[PROVIDED DATA start]
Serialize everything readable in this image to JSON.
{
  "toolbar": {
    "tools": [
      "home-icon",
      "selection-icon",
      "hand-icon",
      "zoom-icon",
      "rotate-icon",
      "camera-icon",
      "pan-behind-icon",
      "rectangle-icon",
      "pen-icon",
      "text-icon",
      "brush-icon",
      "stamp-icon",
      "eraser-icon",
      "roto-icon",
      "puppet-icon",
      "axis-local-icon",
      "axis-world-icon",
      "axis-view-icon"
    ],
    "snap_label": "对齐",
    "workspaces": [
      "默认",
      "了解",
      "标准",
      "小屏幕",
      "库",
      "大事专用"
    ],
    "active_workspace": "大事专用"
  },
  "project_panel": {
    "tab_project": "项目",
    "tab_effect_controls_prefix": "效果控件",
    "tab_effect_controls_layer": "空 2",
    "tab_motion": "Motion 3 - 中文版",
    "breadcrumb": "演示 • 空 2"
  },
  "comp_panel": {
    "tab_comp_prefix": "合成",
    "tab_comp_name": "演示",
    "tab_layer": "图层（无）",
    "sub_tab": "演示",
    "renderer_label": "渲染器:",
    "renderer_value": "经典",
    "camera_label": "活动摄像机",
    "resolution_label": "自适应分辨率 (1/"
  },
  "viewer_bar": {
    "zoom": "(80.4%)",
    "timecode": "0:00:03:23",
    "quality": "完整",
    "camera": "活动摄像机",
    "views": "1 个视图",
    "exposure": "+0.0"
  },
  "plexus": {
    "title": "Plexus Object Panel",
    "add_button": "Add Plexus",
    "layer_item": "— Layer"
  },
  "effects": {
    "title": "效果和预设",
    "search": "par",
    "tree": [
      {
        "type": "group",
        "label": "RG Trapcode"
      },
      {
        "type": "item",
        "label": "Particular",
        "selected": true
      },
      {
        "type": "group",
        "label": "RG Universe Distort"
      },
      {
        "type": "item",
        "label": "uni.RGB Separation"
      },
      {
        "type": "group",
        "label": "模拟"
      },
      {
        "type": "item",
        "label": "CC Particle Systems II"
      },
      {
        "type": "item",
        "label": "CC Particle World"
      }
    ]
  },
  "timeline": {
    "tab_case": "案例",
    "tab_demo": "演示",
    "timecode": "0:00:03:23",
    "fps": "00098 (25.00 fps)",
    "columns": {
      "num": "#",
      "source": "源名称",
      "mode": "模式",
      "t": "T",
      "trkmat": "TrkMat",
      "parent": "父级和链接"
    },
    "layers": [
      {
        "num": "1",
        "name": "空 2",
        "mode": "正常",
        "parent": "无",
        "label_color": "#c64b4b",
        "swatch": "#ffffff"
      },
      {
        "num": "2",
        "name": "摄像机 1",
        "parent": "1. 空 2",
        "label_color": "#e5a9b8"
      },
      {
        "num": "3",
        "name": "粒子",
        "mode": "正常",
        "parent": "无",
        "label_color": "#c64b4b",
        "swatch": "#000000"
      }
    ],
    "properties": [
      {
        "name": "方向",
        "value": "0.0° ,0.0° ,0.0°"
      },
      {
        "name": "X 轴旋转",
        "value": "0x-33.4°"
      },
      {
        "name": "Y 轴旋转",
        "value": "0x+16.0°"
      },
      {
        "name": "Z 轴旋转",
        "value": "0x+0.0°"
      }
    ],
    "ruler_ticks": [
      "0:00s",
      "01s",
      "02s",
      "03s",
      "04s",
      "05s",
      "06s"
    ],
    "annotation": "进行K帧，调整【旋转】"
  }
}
[PROVIDED DATA end]
▸ WHAT THE TASK ASKS
Reproduce every record, matching each line exactly.

▸ THE OUTPUT
Serialize everything readable in this image to JSON.
{
  "toolbar": {
    "tools": [
      "home-icon",
      "selection-icon",
      "hand-icon",
      "zoom-icon",
      "rotate-icon",
      "camera-icon",
      "pan-behind-icon",
      "rectangle-icon",
      "pen-icon",
      "text-icon",
      "brush-icon",
      "stamp-icon",
      "eraser-icon",
      "roto-icon",
      "puppet-icon",
      "axis-local-icon",
      "axis-world-icon",
      "axis-view-icon"
    ],
    "snap_label": "对齐",
    "workspaces": [
      "默认",
      "了解",
      "标准",
      "小屏幕",
      "库",
      "大事专用"
    ],
    "active_workspace": "大事专用"
  },
  "project_panel": {
    "tab_project": "项目",
    "tab_effect_controls_prefix": "效果控件",
    "tab_effect_controls_layer": "空 2",
    "tab_motion": "Motion 3 - 中文版",
    "breadcrumb": "演示 • 空 2"
  },
  "comp_panel": {
    "tab_comp_prefix": "合成",
    "tab_comp_name": "演示",
    "tab_layer": "图层（无）",
    "sub_tab": "演示",
    "renderer_label": "渲染器:",
    "renderer_value": "经典",
    "camera_label": "活动摄像机",
    "resolution_label": "自适应分辨率 (1/"
  },
  "viewer_bar": {
    "zoom": "(80.4%)",
    "timecode": "0:00:03:23",
    "quality": "完整",
    "camera": "活动摄像机",
    "views": "1 个视图",
    "exposure": "+0.0"
  },
  "plexus": {
    "title": "Plexus Object Panel",
    "add_button": "Add Plexus",
    "layer_item": "— Layer"
  },
  "effects": {
    "title": "效果和预设",
    "search": "par",
    "tree": [
      {
        "type": "group",
        "label": "RG Trapcode"
      },
      {
        "type": "item",
        "label": "Particular",
        "selected": true
      },
      {
        "type": "group",
        "label": "RG Universe Distort"
      },
      {
        "type": "item",
        "label": "uni.RGB Separation"
      },
      {
        "type": "group",
        "label": "模拟"
      },
      {
        "type": "item",
        "label": "CC Particle Systems II"
      },
      {
        "type": "item",
        "label": "CC Particle World"
      }
    ]
  },
  "timeline": {
    "tab_case": "案例",
    "tab_demo": "演示",
    "timecode": "0:00:03:23",
    "fps": "00098 (25.00 fps)",
    "columns": {
      "num": "#",
      "source": "源名称",
      "mode": "模式",
      "t": "T",
      "trkmat": "TrkMat",
      "parent": "父级和链接"
    },
    "layers": [
      {
        "num": "1",
        "name": "空 2",
        "mode": "正常",
        "parent": "无",
        "label_color": "#c64b4b",
        "swatch": "#ffffff"
      },
      {
        "num": "2",
        "name": "摄像机 1",
        "parent": "1. 空 2",
        "label_color": "#e5a9b8"
      },
      {
        "num": "3",
        "name": "粒子",
        "mode": "正常",
        "parent": "无",
        "label_color": "#c64b4b",
        "swatch": "#000000"
      }
    ],
    "properties": [
      {
        "name": "方向",
        "value": "0.0° ,0.0° ,0.0°"
      },
      {
        "name": "X 轴旋转",
        "value": "0x-33.4°"
      },
      {
        "name": "Y 轴旋转",
        "value": "0x+16.0°"
      },
      {
        "name": "Z 轴旋转",
        "value": "0x+0.0°"
      }
    ],
    "ruler_ticks": [
      "0:00s",
      "01s",
      "02s",
      "03s",
      "04s",
      "05s",
      "06s"
    ],
    "annotation": "进行K帧，调整【旋转】"
  }
}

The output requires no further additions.